-- begin Records supplied --

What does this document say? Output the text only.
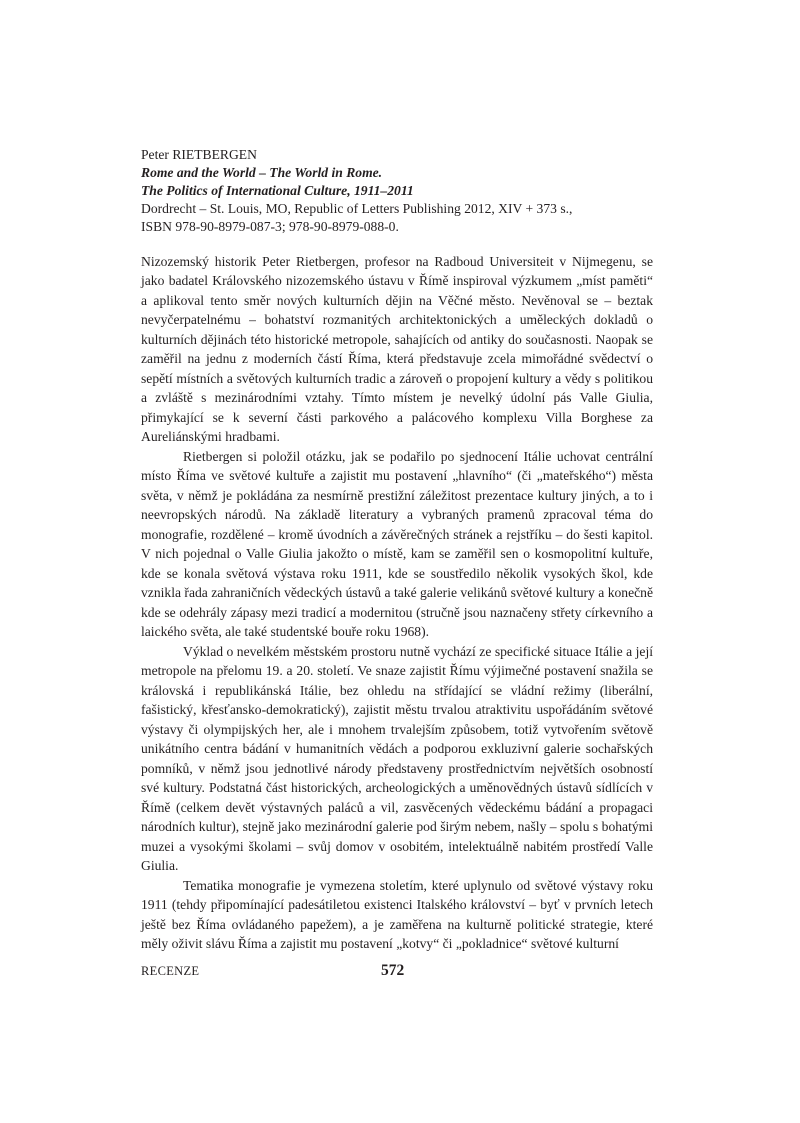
Peter RIETBERGEN

Rome and the World – The World in Rome.

The Politics of International Culture, 1911–2011

Dordrecht – St. Louis, MO, Republic of Letters Publishing 2012, XIV + 373 s.,

ISBN 978-90-8979-087-3; 978-90-8979-088-0.

Nizozemský historik Peter Rietbergen, profesor na Radboud Universiteit v Nijmegenu, se jako badatel Královského nizozemského ústavu v Římě inspiroval výzkumem „míst paměti“ a aplikoval tento směr nových kulturních dějin na Věčné město. Nevěnoval se – beztak nevyčerpatelnému – bohatství rozmanitých architektonických a uměleckých dokladů o kulturních dějinách této historické metropole, sahajících od antiky do současnosti. Naopak se zaměřil na jednu z moderních částí Říma, která představuje zcela mimořádné svědectví o sepětí místních a světových kulturních tradic a zároveň o propojení kultury a vědy s politikou a zvláště s mezinárodními vztahy. Tímto místem je nevelký údolní pás Valle Giulia, přimykající se k severní části parkového a palácového komplexu Villa Borghese za Aureliánskými hradbami.

Rietbergen si položil otázku, jak se podařilo po sjednocení Itálie uchovat centrální místo Říma ve světové kultuře a zajistit mu postavení „hlavního“ (či „mateřského“) města světa, v němž je pokládána za nesmírně prestižní záležitost prezentace kultury jiných, a to i neevropských národů. Na základě literatury a vybraných pramenů zpracoval téma do monografie, rozdělené – kromě úvodních a závěrečných stránek a rejstříku – do šesti kapitol. V nich pojednal o Valle Giulia jakožto o místě, kam se zaměřil sen o kosmopolitní kultuře, kde se konala světová výstava roku 1911, kde se soustředilo několik vysokých škol, kde vznikla řada zahraničních vědeckých ústavů a také galerie velikánů světové kultury a konečně kde se odehrály zápasy mezi tradicí a modernitou (stručně jsou naznačeny střety církevního a laického světa, ale také studentské bouře roku 1968).

Výklad o nevelkém městském prostoru nutně vychází ze specifické situace Itálie a její metropole na přelomu 19. a 20. století. Ve snaze zajistit Římu výjimečné postavení snažila se královská i republikánská Itálie, bez ohledu na střídající se vládní režimy (liberální, fašistický, křesťansko-demokratický), zajistit městu trvalou atraktivitu uspořádáním světové výstavy či olympijských her, ale i mnohem trvalejším způsobem, totiž vytvořením světově unikátního centra bádání v humanitních vědách a podporou exkluzivní galerie sochařských pomníků, v němž jsou jednotlivé národy představeny prostřednictvím největších osobností své kultury. Podstatná část historických, archeologických a uměnovědných ústavů sídlících v Římě (celkem devět výstavných paláců a vil, zasvěcených vědeckému bádání a propagaci národních kultur), stejně jako mezinárodní galerie pod širým nebem, našly – spolu s bohatými muzei a vysokými školami – svůj domov v osobitém, intelektuálně nabitém prostředí Valle Giulia.

Tematika monografie je vymezena stoletím, které uplynulo od světové výstavy roku 1911 (tehdy připomínající padesátiletou existenci Italského království – byť v prvních letech ještě bez Říma ovládaného papežem), a je zaměřena na kulturně politické strategie, které měly oživit slávu Říma a zajistit mu postavení „kotvy“ či „pokladnice“ světové kulturní

RECENZE	572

-- end Records supplied --

_Set problem:_
Supply the count of lines in the entries that contain the word "Peter", and nothing besides.

_Exercise output:_
2